* TASK DIRECTIONS
Reproduce each line of the listing exactly.

* ENTRIES SHOWN
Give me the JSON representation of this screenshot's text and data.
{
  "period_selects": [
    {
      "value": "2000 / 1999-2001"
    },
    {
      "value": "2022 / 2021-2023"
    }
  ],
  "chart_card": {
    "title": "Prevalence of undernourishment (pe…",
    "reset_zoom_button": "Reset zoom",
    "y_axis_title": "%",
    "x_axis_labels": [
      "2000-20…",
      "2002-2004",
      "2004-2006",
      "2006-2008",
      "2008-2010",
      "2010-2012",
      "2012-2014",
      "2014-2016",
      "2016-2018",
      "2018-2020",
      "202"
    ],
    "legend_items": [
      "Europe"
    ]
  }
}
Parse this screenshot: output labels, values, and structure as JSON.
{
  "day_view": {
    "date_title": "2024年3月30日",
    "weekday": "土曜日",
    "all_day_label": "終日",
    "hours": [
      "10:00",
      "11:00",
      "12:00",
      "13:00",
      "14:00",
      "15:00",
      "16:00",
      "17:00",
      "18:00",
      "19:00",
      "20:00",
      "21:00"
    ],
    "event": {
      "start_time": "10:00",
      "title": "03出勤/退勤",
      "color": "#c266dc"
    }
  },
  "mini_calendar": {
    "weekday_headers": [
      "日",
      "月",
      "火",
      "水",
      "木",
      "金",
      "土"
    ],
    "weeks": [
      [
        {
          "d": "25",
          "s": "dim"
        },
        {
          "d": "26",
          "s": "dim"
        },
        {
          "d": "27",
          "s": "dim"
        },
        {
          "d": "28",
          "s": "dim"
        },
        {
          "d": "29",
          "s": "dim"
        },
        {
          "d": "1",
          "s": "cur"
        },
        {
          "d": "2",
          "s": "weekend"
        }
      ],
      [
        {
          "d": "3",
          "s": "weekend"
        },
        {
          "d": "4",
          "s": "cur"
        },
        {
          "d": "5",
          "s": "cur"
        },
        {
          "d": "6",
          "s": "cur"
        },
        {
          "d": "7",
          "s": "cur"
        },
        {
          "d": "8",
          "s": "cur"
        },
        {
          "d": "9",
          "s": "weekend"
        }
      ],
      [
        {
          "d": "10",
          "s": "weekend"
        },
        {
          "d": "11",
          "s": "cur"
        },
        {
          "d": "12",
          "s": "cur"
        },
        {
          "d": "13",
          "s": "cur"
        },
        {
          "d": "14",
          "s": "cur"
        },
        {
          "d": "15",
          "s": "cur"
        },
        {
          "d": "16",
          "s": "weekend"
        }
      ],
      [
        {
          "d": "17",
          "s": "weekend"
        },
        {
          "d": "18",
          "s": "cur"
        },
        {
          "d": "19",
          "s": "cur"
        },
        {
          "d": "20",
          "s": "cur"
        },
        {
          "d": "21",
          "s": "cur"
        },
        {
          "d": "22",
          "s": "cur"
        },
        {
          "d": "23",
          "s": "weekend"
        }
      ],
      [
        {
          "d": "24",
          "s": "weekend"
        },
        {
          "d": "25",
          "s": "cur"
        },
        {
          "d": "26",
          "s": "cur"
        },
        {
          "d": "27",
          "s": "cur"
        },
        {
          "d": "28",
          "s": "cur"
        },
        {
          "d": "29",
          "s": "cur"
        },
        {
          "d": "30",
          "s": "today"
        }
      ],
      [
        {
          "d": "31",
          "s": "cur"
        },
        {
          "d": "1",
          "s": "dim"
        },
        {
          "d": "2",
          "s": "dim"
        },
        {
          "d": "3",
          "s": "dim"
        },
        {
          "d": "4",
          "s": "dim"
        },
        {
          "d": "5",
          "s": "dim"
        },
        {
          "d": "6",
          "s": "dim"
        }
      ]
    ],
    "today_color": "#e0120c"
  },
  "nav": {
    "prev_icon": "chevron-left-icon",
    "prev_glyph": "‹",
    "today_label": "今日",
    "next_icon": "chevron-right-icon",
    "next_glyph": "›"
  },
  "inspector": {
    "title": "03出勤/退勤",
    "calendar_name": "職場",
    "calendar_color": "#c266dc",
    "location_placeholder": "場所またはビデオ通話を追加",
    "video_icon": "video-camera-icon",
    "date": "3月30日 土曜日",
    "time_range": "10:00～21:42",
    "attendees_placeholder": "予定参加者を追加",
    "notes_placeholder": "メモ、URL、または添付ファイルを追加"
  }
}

* ANSWER TO THE TASK
Give me the JSON representation of this screenshot's text and data.
{
  "period_selects": [
    {
      "value": "2000 / 1999-2001"
    },
    {
      "value": "2022 / 2021-2023"
    }
  ],
  "chart_card": {
    "title": "Prevalence of undernourishment (pe…",
    "reset_zoom_button": "Reset zoom",
    "y_axis_title": "%",
    "x_axis_labels": [
      "2000-20…",
      "2002-2004",
      "2004-2006",
      "2006-2008",
      "2008-2010",
      "2010-2012",
      "2012-2014",
      "2014-2016",
      "2016-2018",
      "2018-2020",
      "202"
    ],
    "legend_items": [
      "Europe"
    ]
  }
}
Parse this screenshot: output labels, values, and structure as JSON.
{
  "day_view": {
    "date_title": "2024年3月30日",
    "weekday": "土曜日",
    "all_day_label": "終日",
    "hours": [
      "10:00",
      "11:00",
      "12:00",
      "13:00",
      "14:00",
      "15:00",
      "16:00",
      "17:00",
      "18:00",
      "19:00",
      "20:00",
      "21:00"
    ],
    "event": {
      "start_time": "10:00",
      "title": "03出勤/退勤",
      "color": "#c266dc"
    }
  },
  "mini_calendar": {
    "weekday_headers": [
      "日",
      "月",
      "火",
      "水",
      "木",
      "金",
      "土"
    ],
    "weeks": [
      [
        {
          "d": "25",
          "s": "dim"
        },
        {
          "d": "26",
          "s": "dim"
        },
        {
          "d": "27",
          "s": "dim"
        },
        {
          "d": "28",
          "s": "dim"
        },
        {
          "d": "29",
          "s": "dim"
        },
        {
          "d": "1",
          "s": "cur"
        },
        {
          "d": "2",
          "s": "weekend"
        }
      ],
      [
        {
          "d": "3",
          "s": "weekend"
        },
        {
          "d": "4",
          "s": "cur"
        },
        {
          "d": "5",
          "s": "cur"
        },
        {
          "d": "6",
          "s": "cur"
        },
        {
          "d": "7",
          "s": "cur"
        },
        {
          "d": "8",
          "s": "cur"
        },
        {
          "d": "9",
          "s": "weekend"
        }
      ],
      [
        {
          "d": "10",
          "s": "weekend"
        },
        {
          "d": "11",
          "s": "cur"
        },
        {
          "d": "12",
          "s": "cur"
        },
        {
          "d": "13",
          "s": "cur"
        },
        {
          "d": "14",
          "s": "cur"
        },
        {
          "d": "15",
          "s": "cur"
        },
        {
          "d": "16",
          "s": "weekend"
        }
      ],
      [
        {
          "d": "17",
          "s": "weekend"
        },
        {
          "d": "18",
          "s": "cur"
        },
        {
          "d": "19",
          "s": "cur"
        },
        {
          "d": "20",
          "s": "cur"
        },
        {
          "d": "21",
          "s": "cur"
        },
        {
          "d": "22",
          "s": "cur"
        },
        {
          "d": "23",
          "s": "weekend"
        }
      ],
      [
        {
          "d": "24",
          "s": "weekend"
        },
        {
          "d": "25",
          "s": "cur"
        },
        {
          "d": "26",
          "s": "cur"
        },
        {
          "d": "27",
          "s": "cur"
        },
        {
          "d": "28",
          "s": "cur"
        },
        {
          "d": "29",
          "s": "cur"
        },
        {
          "d": "30",
          "s": "today"
        }
      ],
      [
        {
          "d": "31",
          "s": "cur"
        },
        {
          "d": "1",
          "s": "dim"
        },
        {
          "d": "2",
          "s": "dim"
        },
        {
          "d": "3",
          "s": "dim"
        },
        {
          "d": "4",
          "s": "dim"
        },
        {
          "d": "5",
          "s": "dim"
        },
        {
          "d": "6",
          "s": "dim"
        }
      ]
    ],
    "today_color": "#e0120c"
  },
  "nav": {
    "prev_icon": "chevron-left-icon",
    "prev_glyph": "‹",
    "today_label": "今日",
    "next_icon": "chevron-right-icon",
    "next_glyph": "›"
  },
  "inspector": {
    "title": "03出勤/退勤",
    "calendar_name": "職場",
    "calendar_color": "#c266dc",
    "location_placeholder": "場所またはビデオ通話を追加",
    "video_icon": "video-camera-icon",
    "date": "3月30日 土曜日",
    "time_range": "10:00～21:42",
    "attendees_placeholder": "予定参加者を追加",
    "notes_placeholder": "メモ、URL、または添付ファイルを追加"
  }
}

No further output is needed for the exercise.